= Prompt =
Gather up the lines that contain "责任单位".

Entries taken from a collection:
-*-*-

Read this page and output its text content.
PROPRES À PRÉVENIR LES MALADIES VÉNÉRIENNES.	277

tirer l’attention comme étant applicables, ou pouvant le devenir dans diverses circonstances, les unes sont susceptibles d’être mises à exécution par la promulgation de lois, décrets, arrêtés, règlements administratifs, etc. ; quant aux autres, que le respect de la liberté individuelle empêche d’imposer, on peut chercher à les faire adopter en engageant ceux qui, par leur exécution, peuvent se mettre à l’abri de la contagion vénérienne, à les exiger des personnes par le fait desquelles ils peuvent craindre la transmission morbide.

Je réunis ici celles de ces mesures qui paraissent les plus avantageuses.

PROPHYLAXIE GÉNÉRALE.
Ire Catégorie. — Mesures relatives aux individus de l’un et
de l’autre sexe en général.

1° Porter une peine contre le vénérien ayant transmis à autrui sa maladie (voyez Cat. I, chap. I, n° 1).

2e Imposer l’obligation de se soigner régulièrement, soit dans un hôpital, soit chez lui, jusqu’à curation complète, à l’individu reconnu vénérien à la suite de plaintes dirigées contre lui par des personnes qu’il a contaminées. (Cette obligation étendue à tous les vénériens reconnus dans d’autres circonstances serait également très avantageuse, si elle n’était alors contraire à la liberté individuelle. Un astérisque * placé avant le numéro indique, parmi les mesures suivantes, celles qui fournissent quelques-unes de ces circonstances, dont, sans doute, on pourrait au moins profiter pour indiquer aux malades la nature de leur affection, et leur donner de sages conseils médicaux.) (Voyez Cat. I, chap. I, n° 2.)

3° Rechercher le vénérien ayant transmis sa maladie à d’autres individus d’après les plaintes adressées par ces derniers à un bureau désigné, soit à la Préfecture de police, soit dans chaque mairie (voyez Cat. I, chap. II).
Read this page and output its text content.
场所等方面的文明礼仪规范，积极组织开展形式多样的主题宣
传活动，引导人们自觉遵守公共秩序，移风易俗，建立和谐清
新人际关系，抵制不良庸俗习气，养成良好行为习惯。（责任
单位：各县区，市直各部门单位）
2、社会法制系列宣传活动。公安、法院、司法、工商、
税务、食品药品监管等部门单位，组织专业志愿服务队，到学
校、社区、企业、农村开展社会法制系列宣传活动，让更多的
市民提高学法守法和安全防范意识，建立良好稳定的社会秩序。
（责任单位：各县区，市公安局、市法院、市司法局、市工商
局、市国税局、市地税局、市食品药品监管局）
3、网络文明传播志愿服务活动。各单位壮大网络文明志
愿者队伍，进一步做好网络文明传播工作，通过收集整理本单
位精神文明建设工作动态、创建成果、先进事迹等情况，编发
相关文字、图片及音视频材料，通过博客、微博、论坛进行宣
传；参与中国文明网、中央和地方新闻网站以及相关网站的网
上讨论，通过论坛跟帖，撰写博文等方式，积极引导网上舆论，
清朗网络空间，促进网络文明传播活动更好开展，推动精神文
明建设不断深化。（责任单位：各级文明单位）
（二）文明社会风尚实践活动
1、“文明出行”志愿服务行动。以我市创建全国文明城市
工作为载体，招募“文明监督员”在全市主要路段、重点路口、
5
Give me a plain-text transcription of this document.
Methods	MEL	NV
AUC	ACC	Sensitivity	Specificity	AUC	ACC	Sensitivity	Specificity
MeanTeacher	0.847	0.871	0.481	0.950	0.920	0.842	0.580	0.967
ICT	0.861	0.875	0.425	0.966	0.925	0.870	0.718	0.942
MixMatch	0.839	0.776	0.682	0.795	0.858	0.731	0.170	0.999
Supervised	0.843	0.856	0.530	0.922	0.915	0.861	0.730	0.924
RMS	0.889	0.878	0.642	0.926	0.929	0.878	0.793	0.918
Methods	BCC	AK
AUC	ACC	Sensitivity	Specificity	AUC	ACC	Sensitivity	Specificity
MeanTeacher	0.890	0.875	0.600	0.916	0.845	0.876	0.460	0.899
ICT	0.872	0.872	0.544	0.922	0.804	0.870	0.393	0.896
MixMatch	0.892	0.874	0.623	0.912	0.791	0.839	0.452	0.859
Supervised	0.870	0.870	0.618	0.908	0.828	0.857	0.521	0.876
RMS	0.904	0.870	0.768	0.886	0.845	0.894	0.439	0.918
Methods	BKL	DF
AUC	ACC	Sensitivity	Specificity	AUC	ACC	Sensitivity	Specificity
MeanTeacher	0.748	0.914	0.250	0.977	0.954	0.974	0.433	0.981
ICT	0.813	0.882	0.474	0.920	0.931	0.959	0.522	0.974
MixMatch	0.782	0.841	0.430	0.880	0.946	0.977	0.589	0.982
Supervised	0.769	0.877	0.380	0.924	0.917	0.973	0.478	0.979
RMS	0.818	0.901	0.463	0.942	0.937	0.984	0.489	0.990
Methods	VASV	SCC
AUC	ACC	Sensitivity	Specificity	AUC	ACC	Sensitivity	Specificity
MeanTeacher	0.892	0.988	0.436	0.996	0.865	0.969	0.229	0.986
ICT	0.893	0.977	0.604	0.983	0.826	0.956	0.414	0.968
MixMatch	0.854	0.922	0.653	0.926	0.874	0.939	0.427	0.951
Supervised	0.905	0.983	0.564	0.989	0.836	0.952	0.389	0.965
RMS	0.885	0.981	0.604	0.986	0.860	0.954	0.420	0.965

-*-*-

= Written reply =
（责任单位：各县区，市公安局、市法院、市司法局、市工商
明建设不断深化。（责任单位：各级文明单位）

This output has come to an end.